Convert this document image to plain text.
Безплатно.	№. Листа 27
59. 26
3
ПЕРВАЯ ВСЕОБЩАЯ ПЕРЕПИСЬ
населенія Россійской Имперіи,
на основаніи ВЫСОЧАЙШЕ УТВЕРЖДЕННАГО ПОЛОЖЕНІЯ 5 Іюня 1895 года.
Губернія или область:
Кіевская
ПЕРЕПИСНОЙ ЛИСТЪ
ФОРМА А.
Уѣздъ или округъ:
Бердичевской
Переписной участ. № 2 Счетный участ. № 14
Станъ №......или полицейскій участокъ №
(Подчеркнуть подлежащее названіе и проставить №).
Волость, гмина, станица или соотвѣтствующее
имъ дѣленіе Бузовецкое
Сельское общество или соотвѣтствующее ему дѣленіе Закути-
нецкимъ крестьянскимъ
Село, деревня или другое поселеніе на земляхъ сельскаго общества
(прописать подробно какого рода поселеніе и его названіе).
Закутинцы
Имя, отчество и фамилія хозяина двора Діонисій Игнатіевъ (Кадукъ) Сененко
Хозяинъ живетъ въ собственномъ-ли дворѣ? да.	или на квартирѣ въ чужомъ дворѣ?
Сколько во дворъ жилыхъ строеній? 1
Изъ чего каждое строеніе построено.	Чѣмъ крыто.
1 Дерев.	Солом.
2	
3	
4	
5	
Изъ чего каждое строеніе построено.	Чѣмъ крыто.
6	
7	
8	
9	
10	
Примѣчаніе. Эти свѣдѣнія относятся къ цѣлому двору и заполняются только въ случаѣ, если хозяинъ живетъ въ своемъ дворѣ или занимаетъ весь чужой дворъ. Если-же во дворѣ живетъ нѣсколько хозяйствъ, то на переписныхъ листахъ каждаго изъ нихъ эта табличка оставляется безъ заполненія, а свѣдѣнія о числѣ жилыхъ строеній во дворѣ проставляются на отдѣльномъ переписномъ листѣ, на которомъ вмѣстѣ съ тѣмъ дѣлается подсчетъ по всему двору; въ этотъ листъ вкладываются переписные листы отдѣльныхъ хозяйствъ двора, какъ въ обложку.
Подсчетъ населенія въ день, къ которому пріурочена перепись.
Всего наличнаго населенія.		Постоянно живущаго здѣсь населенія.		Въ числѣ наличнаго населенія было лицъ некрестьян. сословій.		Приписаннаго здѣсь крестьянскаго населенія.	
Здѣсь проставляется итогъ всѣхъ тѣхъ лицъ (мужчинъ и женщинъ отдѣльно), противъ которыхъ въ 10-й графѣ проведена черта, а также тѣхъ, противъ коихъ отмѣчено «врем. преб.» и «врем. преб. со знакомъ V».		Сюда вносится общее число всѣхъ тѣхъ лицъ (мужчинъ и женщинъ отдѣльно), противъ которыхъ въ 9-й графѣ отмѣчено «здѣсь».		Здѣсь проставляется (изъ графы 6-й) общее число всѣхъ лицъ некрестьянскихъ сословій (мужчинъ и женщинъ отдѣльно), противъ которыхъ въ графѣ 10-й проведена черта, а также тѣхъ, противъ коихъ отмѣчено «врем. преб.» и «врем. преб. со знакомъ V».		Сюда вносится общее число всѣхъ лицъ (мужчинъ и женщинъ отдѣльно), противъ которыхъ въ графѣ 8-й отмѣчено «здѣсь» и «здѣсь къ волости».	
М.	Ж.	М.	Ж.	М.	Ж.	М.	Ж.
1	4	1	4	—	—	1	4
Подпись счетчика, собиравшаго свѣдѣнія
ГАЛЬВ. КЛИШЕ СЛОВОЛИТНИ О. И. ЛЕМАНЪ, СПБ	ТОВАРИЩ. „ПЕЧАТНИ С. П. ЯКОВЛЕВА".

━━━━━━━━━━━━━━━━━━━━━━━━━━━━━━

* [Given problem]:
Only lines with the string "населенія" belong in your answer; copy each one.

* [Solution to this task]:
населенія Россійской Имперіи,
Подсчетъ населенія въ день, къ которому пріурочена перепись.
Всего наличнаго населенія.		Постоянно живущаго здѣсь населенія.		Въ числѣ наличнаго населенія было лицъ некрестьян. сословій.		Приписаннаго здѣсь крестьянскаго населенія.	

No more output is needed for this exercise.